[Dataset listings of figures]

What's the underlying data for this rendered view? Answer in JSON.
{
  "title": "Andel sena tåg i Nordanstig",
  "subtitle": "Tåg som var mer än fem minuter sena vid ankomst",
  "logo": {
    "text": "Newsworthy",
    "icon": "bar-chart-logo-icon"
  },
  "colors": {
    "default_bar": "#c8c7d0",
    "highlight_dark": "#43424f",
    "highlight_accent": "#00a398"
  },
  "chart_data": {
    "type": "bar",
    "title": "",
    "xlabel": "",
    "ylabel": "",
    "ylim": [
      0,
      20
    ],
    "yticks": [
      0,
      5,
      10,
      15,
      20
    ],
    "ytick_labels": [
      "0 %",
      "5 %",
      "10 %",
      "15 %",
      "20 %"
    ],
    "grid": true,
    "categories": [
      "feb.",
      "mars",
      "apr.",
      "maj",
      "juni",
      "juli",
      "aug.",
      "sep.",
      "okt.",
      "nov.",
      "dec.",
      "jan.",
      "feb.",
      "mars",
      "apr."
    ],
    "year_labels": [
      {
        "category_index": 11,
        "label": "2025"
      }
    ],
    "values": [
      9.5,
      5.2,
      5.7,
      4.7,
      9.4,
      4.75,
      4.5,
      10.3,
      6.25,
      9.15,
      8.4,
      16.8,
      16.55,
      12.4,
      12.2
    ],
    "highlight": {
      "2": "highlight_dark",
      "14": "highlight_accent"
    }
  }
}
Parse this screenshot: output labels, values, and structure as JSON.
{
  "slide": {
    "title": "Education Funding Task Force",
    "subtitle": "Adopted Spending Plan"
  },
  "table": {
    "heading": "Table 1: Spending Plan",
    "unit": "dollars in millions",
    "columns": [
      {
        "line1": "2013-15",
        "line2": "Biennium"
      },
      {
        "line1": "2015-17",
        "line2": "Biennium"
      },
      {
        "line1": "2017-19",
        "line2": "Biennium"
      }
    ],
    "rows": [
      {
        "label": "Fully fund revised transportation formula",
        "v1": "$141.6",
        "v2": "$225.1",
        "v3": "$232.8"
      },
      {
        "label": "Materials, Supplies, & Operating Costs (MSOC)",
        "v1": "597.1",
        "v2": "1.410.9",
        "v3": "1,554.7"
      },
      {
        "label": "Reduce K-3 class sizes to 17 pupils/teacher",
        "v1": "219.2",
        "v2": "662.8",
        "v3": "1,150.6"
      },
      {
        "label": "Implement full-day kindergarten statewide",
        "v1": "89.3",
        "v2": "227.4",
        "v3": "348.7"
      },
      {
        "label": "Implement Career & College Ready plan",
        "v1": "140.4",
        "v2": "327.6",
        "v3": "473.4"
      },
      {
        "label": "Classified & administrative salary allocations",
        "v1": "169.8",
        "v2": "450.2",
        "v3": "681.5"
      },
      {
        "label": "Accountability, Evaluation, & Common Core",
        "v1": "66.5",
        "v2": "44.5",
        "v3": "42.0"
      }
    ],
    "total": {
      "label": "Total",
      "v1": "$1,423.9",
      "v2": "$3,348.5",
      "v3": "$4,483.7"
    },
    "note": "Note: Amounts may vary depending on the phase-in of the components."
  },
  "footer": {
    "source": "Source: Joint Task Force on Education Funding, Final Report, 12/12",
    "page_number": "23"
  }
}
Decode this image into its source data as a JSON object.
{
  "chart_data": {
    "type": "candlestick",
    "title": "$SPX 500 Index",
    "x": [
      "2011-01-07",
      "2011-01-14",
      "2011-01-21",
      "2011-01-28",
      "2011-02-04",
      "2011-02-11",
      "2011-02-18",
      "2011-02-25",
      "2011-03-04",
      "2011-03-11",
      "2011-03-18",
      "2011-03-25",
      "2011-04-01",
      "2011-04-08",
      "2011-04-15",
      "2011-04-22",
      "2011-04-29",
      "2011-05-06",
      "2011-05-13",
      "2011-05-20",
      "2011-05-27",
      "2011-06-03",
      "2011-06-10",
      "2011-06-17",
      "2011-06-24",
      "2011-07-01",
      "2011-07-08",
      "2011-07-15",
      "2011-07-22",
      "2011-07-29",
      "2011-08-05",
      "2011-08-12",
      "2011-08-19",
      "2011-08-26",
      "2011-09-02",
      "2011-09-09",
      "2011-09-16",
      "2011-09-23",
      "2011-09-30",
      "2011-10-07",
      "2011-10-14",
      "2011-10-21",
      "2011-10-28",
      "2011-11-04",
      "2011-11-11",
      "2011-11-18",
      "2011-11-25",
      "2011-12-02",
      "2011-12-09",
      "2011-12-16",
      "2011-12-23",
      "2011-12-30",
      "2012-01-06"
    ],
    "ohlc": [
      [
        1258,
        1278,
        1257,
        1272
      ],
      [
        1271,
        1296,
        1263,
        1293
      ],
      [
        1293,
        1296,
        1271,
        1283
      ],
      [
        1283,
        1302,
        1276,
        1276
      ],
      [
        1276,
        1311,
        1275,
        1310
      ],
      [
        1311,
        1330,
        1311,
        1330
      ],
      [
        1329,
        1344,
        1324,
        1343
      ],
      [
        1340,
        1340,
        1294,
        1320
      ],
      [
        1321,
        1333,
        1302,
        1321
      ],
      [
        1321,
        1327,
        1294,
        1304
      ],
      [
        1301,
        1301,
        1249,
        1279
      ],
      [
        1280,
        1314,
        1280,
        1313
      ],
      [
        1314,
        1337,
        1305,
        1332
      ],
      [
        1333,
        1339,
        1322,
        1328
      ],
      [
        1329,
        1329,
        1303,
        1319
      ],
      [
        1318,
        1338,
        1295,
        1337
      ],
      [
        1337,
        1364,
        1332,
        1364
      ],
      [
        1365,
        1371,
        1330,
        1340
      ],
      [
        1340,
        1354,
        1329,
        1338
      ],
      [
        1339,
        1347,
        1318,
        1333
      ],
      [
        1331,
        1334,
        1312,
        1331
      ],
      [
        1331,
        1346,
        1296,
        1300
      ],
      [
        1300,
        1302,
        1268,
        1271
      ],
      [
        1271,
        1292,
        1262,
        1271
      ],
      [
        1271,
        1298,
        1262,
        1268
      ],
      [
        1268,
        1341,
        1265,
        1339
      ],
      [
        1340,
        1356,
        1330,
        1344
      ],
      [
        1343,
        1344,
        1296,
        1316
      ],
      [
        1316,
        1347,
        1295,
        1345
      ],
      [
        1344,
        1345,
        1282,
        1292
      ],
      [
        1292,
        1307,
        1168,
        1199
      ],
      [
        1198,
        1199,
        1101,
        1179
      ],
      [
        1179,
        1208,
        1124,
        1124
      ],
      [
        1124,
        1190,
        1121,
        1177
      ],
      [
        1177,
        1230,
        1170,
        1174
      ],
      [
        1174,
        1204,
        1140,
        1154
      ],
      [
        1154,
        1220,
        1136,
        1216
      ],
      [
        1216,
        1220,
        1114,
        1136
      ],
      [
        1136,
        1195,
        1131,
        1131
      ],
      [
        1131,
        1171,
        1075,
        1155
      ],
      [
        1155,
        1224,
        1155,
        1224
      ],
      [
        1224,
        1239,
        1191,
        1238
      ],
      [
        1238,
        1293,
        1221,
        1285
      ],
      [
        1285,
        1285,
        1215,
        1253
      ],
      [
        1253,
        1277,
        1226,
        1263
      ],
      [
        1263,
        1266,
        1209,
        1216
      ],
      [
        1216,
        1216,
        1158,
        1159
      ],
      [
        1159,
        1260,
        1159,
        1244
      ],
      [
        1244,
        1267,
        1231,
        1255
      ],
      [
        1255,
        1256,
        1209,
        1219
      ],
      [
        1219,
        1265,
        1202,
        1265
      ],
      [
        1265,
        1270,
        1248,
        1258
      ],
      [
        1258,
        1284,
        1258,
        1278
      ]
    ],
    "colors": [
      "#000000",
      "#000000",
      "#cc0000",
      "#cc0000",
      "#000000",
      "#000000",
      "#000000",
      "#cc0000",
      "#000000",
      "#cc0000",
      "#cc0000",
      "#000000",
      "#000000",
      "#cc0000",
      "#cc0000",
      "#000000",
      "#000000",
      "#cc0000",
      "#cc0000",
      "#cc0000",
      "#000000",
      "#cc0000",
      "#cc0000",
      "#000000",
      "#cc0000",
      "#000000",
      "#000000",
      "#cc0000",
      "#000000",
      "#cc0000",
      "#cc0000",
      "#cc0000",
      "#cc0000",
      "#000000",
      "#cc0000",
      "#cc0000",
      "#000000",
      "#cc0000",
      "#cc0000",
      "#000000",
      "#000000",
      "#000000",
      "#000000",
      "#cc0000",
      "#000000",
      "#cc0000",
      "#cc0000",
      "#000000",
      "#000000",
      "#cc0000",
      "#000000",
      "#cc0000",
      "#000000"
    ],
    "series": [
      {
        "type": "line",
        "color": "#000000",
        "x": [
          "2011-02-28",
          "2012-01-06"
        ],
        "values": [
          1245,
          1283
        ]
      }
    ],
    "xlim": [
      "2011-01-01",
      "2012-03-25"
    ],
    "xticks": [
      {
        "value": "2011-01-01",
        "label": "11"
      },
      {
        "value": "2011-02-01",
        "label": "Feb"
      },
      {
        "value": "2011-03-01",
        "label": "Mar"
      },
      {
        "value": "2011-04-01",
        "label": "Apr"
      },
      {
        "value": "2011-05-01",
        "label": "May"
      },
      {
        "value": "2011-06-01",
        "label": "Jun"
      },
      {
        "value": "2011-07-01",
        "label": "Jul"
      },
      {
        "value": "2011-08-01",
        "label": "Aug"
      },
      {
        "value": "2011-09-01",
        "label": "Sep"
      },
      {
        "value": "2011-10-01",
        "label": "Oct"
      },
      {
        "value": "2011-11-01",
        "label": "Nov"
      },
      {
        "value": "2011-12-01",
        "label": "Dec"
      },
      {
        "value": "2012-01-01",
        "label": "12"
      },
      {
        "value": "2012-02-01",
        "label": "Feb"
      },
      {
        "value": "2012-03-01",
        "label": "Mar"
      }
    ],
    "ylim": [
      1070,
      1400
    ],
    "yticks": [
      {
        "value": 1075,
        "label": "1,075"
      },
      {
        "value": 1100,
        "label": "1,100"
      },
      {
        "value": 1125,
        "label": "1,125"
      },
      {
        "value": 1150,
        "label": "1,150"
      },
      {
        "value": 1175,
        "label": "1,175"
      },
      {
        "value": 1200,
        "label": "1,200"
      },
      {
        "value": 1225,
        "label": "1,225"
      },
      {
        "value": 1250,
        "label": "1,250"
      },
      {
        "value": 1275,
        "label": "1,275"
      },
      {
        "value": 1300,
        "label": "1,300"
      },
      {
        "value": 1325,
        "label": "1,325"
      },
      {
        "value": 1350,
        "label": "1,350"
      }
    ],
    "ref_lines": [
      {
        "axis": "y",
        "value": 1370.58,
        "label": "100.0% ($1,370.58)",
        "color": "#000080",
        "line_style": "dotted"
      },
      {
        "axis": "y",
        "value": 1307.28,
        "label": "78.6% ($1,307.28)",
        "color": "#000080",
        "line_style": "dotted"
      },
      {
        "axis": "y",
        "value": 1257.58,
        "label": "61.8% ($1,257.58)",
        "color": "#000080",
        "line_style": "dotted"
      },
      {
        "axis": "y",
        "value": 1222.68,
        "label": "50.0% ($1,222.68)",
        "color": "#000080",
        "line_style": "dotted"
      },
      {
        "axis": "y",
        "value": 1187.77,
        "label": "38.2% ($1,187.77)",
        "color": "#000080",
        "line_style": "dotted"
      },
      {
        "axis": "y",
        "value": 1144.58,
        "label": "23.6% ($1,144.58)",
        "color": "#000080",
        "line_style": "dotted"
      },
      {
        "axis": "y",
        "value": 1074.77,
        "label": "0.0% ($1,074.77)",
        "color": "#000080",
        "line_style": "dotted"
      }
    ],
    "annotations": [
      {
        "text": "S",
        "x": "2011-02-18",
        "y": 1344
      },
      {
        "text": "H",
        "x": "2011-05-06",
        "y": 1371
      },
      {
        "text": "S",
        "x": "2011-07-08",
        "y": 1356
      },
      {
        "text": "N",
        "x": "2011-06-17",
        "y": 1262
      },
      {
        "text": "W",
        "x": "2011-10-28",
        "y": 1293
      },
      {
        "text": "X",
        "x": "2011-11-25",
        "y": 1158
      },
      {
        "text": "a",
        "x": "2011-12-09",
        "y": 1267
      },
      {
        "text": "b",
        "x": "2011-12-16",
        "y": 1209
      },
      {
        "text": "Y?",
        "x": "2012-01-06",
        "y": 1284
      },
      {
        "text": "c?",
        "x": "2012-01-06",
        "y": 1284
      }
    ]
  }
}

Stated goal
Show the lines of the material that contain the word "Spending".

Result
    "subtitle": "Adopted Spending Plan"
    "heading": "Table 1: Spending Plan",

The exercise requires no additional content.